Given data:

--------------------------------

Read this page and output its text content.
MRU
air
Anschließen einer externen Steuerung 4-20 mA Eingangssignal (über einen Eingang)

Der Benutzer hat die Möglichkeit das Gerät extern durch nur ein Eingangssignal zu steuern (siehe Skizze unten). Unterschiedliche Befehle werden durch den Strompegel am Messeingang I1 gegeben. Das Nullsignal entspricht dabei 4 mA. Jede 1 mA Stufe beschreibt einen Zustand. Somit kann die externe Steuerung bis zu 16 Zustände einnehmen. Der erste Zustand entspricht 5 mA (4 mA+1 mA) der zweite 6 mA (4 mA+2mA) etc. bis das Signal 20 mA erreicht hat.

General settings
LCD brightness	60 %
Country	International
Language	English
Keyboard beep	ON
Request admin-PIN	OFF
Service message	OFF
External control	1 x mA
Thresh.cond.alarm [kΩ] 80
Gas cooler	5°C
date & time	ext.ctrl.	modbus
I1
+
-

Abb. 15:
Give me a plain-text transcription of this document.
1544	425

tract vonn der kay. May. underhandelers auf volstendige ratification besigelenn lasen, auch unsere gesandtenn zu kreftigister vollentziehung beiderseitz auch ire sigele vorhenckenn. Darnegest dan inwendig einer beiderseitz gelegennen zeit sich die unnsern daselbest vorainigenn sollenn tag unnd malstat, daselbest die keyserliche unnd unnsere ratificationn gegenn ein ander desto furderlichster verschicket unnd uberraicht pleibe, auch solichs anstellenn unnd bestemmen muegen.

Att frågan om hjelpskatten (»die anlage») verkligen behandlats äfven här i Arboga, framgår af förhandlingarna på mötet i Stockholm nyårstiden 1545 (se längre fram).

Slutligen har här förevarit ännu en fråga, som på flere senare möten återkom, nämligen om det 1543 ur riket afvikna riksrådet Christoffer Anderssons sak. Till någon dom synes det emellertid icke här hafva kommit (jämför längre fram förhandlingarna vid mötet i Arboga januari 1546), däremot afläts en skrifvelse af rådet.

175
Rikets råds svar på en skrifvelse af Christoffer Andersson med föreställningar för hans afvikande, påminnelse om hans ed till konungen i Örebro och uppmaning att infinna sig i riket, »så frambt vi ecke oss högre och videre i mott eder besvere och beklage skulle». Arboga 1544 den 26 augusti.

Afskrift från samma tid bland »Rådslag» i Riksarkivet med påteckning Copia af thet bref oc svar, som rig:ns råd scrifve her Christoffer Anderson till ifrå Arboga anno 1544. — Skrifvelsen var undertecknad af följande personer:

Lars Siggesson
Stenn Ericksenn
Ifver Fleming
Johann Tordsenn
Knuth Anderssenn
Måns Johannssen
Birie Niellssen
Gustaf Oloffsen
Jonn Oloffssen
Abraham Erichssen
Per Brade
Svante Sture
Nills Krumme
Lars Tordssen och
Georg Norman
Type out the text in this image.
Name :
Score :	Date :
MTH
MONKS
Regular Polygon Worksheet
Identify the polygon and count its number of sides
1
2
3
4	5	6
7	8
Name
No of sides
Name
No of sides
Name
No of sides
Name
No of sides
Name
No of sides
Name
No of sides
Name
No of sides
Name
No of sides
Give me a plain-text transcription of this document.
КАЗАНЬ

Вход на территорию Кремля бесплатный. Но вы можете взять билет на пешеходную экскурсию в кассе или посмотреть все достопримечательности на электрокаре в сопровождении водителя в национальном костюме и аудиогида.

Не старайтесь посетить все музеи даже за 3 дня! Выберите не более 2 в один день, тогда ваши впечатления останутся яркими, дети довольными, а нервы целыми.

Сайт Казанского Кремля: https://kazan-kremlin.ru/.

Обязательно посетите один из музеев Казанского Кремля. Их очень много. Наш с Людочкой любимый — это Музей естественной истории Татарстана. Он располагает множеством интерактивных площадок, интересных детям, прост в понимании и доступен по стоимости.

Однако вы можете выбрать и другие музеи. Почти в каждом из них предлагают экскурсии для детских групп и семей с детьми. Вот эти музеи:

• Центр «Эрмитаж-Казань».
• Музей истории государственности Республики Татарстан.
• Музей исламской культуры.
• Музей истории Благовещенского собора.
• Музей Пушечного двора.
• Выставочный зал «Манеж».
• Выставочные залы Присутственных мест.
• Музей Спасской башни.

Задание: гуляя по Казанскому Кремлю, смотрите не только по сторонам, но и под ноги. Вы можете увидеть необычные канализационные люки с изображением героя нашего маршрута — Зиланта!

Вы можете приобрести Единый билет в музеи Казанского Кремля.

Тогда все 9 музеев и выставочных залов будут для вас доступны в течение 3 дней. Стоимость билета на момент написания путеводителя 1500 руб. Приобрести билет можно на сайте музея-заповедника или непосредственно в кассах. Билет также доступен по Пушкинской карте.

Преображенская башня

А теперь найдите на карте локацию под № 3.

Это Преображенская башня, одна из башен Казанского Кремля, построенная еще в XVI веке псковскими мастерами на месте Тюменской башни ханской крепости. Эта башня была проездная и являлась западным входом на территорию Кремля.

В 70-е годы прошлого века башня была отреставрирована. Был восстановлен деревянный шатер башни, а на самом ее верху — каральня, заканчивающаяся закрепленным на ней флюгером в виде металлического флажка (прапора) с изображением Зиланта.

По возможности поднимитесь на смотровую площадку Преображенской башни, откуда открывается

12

--------------------------------

Given exercise: For the listing above, identify each line bearing "один".

Solution to this problem:
Не старайтесь посетить все музеи даже за 3 дня! Выберите не более 2 в один день, тогда ваши впечатления останутся яркими, дети довольными, а нервы целыми.
Обязательно посетите один из музеев Казанского Кремля. Их очень много. Наш с Людочкой любимый — это Музей естественной истории Татарстана. Он располагает множеством интерактивных площадок, интересных детям, прост в понимании и доступен по стоимости.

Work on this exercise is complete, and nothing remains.